**WHAT YOU WILL DO**
Keep the pictures out of the copy and print all the entries below exactly.

**DATA ROWS**
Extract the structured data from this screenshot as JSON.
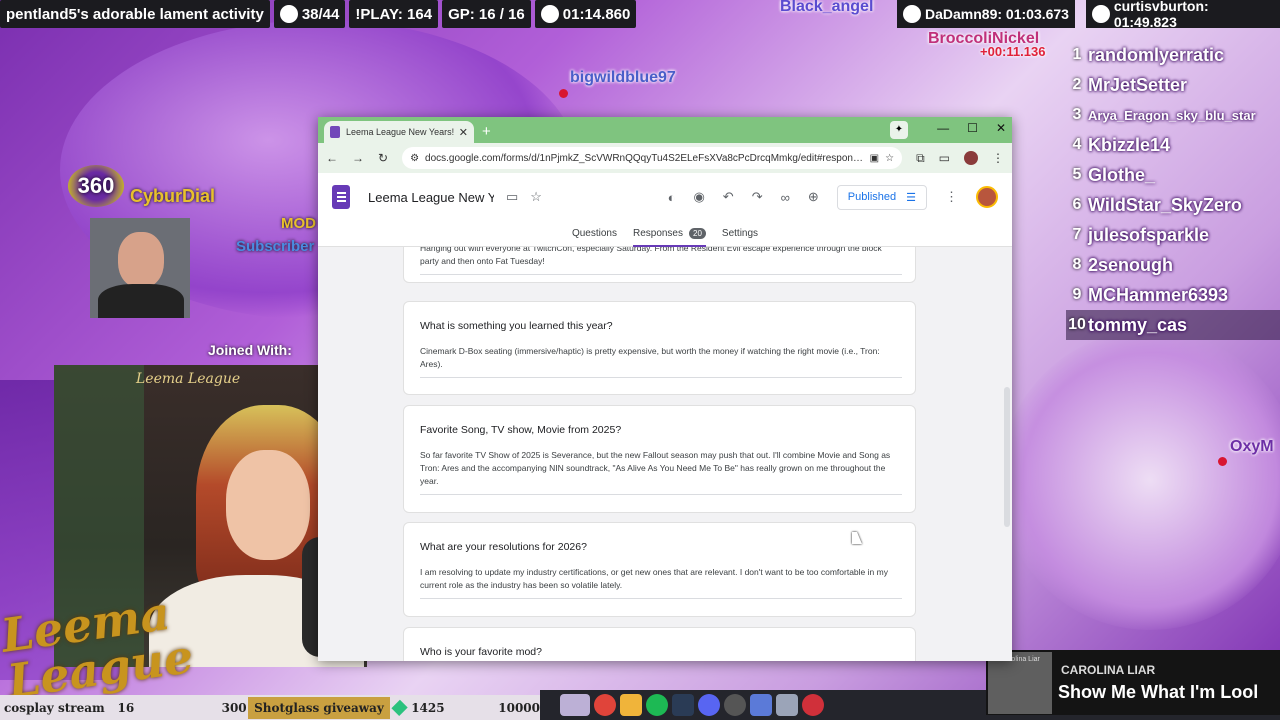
{
  "stream": {
    "game_title": "pentland5's adorable lament activity",
    "counter": "38/44",
    "play_count": "!PLAY: 164",
    "gp": "GP: 16 / 16",
    "timer": "01:14.860",
    "top_times": [
      {
        "name": "DaDamn89: 01:03.673"
      },
      {
        "name": "curtisvburton: 01:49.823"
      }
    ],
    "map_names": [
      "Black_angel",
      "BroccoliNickel",
      "+00:11.136",
      "bigwildblue97",
      "OxyM"
    ],
    "leaderboard": [
      {
        "rank": "1",
        "name": "randomlyerratic"
      },
      {
        "rank": "2",
        "name": "MrJetSetter"
      },
      {
        "rank": "3",
        "name": "Arya_Eragon_sky_blu_star"
      },
      {
        "rank": "4",
        "name": "Kbizzle14"
      },
      {
        "rank": "5",
        "name": "Glothe_"
      },
      {
        "rank": "6",
        "name": "WildStar_SkyZero"
      },
      {
        "rank": "7",
        "name": "julesofsparkle"
      },
      {
        "rank": "8",
        "name": "2senough"
      },
      {
        "rank": "9",
        "name": "MCHammer6393"
      },
      {
        "rank": "10",
        "name": "tommy_cas"
      }
    ],
    "viewer_level": "360",
    "viewer_name": "CyburDial",
    "mod_label": "MOD",
    "subscriber_label": "Subscriber",
    "joined_with": "Joined With:",
    "cam_caption": "Leema League",
    "logo_line1": "Leema",
    "logo_line2": "League",
    "ticker": {
      "left": "cosplay stream",
      "num1": "16",
      "num2": "300",
      "giveaway": "Shotglass giveaway",
      "gems": "1425",
      "num3": "10000"
    },
    "now_playing": {
      "art_text": "Carolina Liar",
      "artist": "CAROLINA LIAR",
      "song": "Show Me What I'm Lool"
    }
  },
  "browser": {
    "tab_title": "Leema League New Years! - Go",
    "url": "docs.google.com/forms/d/1nPjmkZ_ScVWRnQQqyTu4S2ELeFsXVa8cPcDrcqMmkg/edit#respons..."
  },
  "form": {
    "title": "Leema League New Yea",
    "publish_label": "Published",
    "tabs": {
      "questions": "Questions",
      "responses": "Responses",
      "responses_count": "20",
      "settings": "Settings"
    },
    "cards": [
      {
        "question": "",
        "answer": "Hanging out with everyone at TwitchCon, especially Saturday. From the Resident Evil escape experience through the block party and then onto Fat Tuesday!"
      },
      {
        "question": "What is something you learned this year?",
        "answer": "Cinemark D-Box seating (immersive/haptic) is pretty expensive, but worth the money if watching the right movie (i.e., Tron: Ares)."
      },
      {
        "question": "Favorite Song, TV show, Movie from 2025?",
        "answer": "So far favorite TV Show of 2025 is Severance, but the new Fallout season may push that out.  I'll combine Movie and Song as Tron: Ares and the accompanying NIN soundtrack, \"As Alive As You Need Me To Be\" has really grown on me throughout the year."
      },
      {
        "question": "What are your resolutions for 2026?",
        "answer": "I am resolving to update my industry certifications, or get new ones that are relevant.  I don't want to be too comfortable in my current role as the industry has been so volatile lately."
      },
      {
        "question": "Who is your favorite mod?",
        "answer": ""
      }
    ]
  }
}
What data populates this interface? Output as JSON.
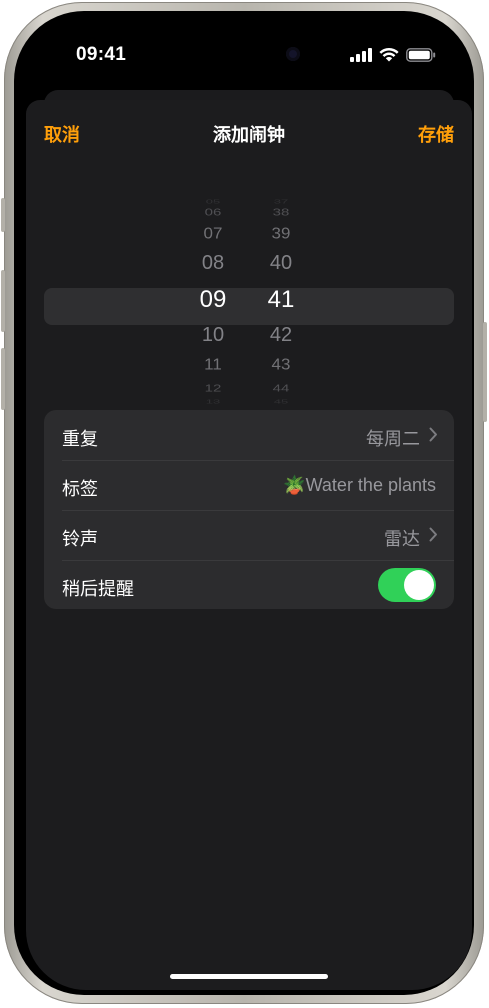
{
  "status": {
    "time": "09:41"
  },
  "nav": {
    "cancel": "取消",
    "title": "添加闹钟",
    "save": "存储"
  },
  "picker": {
    "hours": [
      "05",
      "06",
      "07",
      "08",
      "09",
      "10",
      "11",
      "12",
      "13"
    ],
    "minutes": [
      "37",
      "38",
      "39",
      "40",
      "41",
      "42",
      "43",
      "44",
      "45"
    ],
    "selected_hour": "09",
    "selected_minute": "41"
  },
  "settings": {
    "repeat": {
      "label": "重复",
      "value": "每周二"
    },
    "label": {
      "label": "标签",
      "emoji": "🪴",
      "value": "Water the plants"
    },
    "sound": {
      "label": "铃声",
      "value": "雷达"
    },
    "snooze": {
      "label": "稍后提醒",
      "on": true
    }
  },
  "colors": {
    "accent": "#ff9f0a",
    "toggle_on": "#30d158",
    "sheet": "#1c1c1e",
    "card": "#2c2c2e"
  }
}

**COMPLETED EXERCISE**
Extract the structured data from this screenshot as JSON.
{
  "stream": {
    "game_title": "pentland5's adorable lament activity",
    "counter": "38/44",
    "play_count": "!PLAY: 164",
    "gp": "GP: 16 / 16",
    "timer": "01:14.860",
    "top_times": [
      {
        "name": "DaDamn89: 01:03.673"
      },
      {
        "name": "curtisvburton: 01:49.823"
      }
    ],
    "map_names": [
      "Black_angel",
      "BroccoliNickel",
      "+00:11.136",
      "bigwildblue97",
      "OxyM"
    ],
    "leaderboard": [
      {
        "rank": "1",
        "name": "randomlyerratic"
      },
      {
        "rank": "2",
        "name": "MrJetSetter"
      },
      {
        "rank": "3",
        "name": "Arya_Eragon_sky_blu_star"
      },
      {
        "rank": "4",
        "name": "Kbizzle14"
      },
      {
        "rank": "5",
        "name": "Glothe_"
      },
      {
        "rank": "6",
        "name": "WildStar_SkyZero"
      },
      {
        "rank": "7",
        "name": "julesofsparkle"
      },
      {
        "rank": "8",
        "name": "2senough"
      },
      {
        "rank": "9",
        "name": "MCHammer6393"
      },
      {
        "rank": "10",
        "name": "tommy_cas"
      }
    ],
    "viewer_level": "360",
    "viewer_name": "CyburDial",
    "mod_label": "MOD",
    "subscriber_label": "Subscriber",
    "joined_with": "Joined With:",
    "cam_caption": "Leema League",
    "logo_line1": "Leema",
    "logo_line2": "League",
    "ticker": {
      "left": "cosplay stream",
      "num1": "16",
      "num2": "300",
      "giveaway": "Shotglass giveaway",
      "gems": "1425",
      "num3": "10000"
    },
    "now_playing": {
      "art_text": "Carolina Liar",
      "artist": "CAROLINA LIAR",
      "song": "Show Me What I'm Lool"
    }
  },
  "browser": {
    "tab_title": "Leema League New Years! - Go",
    "url": "docs.google.com/forms/d/1nPjmkZ_ScVWRnQQqyTu4S2ELeFsXVa8cPcDrcqMmkg/edit#respons..."
  },
  "form": {
    "title": "Leema League New Yea",
    "publish_label": "Published",
    "tabs": {
      "questions": "Questions",
      "responses": "Responses",
      "responses_count": "20",
      "settings": "Settings"
    },
    "cards": [
      {
        "question": "",
        "answer": "Hanging out with everyone at TwitchCon, especially Saturday. From the Resident Evil escape experience through the block party and then onto Fat Tuesday!"
      },
      {
        "question": "What is something you learned this year?",
        "answer": "Cinemark D-Box seating (immersive/haptic) is pretty expensive, but worth the money if watching the right movie (i.e., Tron: Ares)."
      },
      {
        "question": "Favorite Song, TV show, Movie from 2025?",
        "answer": "So far favorite TV Show of 2025 is Severance, but the new Fallout season may push that out.  I'll combine Movie and Song as Tron: Ares and the accompanying NIN soundtrack, \"As Alive As You Need Me To Be\" has really grown on me throughout the year."
      },
      {
        "question": "What are your resolutions for 2026?",
        "answer": "I am resolving to update my industry certifications, or get new ones that are relevant.  I don't want to be too comfortable in my current role as the industry has been so volatile lately."
      },
      {
        "question": "Who is your favorite mod?",
        "answer": ""
      }
    ]
  }
}
What data populates this interface? Output as JSON.
{
  "status": {
    "time": "09:41"
  },
  "nav": {
    "cancel": "取消",
    "title": "添加闹钟",
    "save": "存储"
  },
  "picker": {
    "hours": [
      "05",
      "06",
      "07",
      "08",
      "09",
      "10",
      "11",
      "12",
      "13"
    ],
    "minutes": [
      "37",
      "38",
      "39",
      "40",
      "41",
      "42",
      "43",
      "44",
      "45"
    ],
    "selected_hour": "09",
    "selected_minute": "41"
  },
  "settings": {
    "repeat": {
      "label": "重复",
      "value": "每周二"
    },
    "label": {
      "label": "标签",
      "emoji": "🪴",
      "value": "Water the plants"
    },
    "sound": {
      "label": "铃声",
      "value": "雷达"
    },
    "snooze": {
      "label": "稍后提醒",
      "on": true
    }
  },
  "colors": {
    "accent": "#ff9f0a",
    "toggle_on": "#30d158",
    "sheet": "#1c1c1e",
    "card": "#2c2c2e"
  }
}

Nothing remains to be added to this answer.